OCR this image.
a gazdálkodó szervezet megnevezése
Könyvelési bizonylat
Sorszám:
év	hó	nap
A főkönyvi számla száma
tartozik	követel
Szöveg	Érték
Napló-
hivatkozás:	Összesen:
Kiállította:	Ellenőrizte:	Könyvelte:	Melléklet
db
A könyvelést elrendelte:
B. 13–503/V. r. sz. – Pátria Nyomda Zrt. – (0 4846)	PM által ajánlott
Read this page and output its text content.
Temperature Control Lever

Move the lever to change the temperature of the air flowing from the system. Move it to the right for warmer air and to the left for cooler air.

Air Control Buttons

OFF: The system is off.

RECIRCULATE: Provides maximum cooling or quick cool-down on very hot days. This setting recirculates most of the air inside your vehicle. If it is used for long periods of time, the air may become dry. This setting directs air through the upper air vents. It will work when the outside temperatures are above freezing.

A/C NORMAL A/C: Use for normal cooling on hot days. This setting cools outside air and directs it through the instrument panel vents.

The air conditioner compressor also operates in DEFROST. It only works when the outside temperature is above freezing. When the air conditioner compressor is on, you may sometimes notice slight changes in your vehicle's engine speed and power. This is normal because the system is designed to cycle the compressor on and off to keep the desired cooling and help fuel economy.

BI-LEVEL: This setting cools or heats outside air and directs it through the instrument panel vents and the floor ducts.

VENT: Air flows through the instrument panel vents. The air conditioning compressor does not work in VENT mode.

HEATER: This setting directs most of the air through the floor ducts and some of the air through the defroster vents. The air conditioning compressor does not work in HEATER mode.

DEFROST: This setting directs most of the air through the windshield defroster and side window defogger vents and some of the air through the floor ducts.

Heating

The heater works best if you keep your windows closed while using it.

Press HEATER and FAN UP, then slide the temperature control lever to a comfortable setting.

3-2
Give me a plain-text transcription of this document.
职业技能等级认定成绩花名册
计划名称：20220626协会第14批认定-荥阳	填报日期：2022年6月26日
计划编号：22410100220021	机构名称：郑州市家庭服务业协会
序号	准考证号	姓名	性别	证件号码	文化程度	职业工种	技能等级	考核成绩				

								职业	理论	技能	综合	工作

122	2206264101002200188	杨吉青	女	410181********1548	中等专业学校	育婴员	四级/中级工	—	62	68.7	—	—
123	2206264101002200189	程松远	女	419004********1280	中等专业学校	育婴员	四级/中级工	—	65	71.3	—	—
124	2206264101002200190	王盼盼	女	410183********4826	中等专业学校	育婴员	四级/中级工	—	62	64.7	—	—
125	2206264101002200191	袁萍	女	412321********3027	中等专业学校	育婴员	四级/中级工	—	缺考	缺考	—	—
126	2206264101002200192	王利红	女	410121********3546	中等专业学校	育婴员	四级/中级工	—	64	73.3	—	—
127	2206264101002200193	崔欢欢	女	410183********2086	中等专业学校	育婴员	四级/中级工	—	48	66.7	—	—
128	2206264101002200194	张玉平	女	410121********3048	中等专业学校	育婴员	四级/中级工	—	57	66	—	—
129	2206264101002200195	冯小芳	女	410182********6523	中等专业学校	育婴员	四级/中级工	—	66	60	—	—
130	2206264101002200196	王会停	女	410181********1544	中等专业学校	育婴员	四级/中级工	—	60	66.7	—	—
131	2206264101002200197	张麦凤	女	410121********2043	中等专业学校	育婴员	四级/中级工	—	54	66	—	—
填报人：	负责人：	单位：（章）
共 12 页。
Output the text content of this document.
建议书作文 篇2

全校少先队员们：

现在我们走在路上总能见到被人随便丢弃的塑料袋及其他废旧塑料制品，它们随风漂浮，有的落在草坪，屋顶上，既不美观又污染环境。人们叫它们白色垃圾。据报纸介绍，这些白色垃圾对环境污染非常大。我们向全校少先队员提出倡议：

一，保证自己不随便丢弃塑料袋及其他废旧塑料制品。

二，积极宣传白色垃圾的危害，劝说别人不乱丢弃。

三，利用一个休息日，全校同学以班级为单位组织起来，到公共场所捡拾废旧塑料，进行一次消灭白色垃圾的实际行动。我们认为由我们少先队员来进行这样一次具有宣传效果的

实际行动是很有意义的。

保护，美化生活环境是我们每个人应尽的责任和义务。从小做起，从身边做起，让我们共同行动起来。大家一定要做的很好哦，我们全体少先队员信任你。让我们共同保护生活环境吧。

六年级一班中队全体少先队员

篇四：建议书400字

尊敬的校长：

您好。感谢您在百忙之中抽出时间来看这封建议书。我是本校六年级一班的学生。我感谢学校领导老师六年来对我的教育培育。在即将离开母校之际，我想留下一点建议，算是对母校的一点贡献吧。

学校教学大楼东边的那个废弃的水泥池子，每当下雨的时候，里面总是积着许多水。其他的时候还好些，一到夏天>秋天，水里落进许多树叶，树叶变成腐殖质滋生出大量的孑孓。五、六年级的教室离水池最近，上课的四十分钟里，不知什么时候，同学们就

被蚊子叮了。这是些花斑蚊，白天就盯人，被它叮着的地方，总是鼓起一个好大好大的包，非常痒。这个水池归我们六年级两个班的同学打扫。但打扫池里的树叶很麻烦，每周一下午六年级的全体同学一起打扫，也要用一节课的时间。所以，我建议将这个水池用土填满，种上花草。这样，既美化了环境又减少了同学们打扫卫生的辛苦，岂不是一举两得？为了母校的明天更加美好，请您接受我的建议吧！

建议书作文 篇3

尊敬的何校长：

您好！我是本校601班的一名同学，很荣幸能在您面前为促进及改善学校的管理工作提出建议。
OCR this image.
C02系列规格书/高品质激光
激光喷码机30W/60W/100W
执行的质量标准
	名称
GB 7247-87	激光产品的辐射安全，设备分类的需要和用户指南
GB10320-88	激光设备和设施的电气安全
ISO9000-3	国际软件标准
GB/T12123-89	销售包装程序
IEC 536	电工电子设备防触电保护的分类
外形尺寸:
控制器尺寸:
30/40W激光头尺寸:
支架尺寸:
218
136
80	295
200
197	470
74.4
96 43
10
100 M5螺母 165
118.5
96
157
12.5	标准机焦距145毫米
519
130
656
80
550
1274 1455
◇ ◇ ◇ ◇ ◇
• [WHAT IS NEEDED]:
Pull every line containing the word "instrument" out of the entries above.

• [OUTPUT OF THE EXERCISE]:
A/C NORMAL A/C: Use for normal cooling on hot days. This setting cools outside air and directs it through the instrument panel vents.
BI-LEVEL: This setting cools or heats outside air and directs it through the instrument panel vents and the floor ducts.
VENT: Air flows through the instrument panel vents. The air conditioning compressor does not work in VENT mode.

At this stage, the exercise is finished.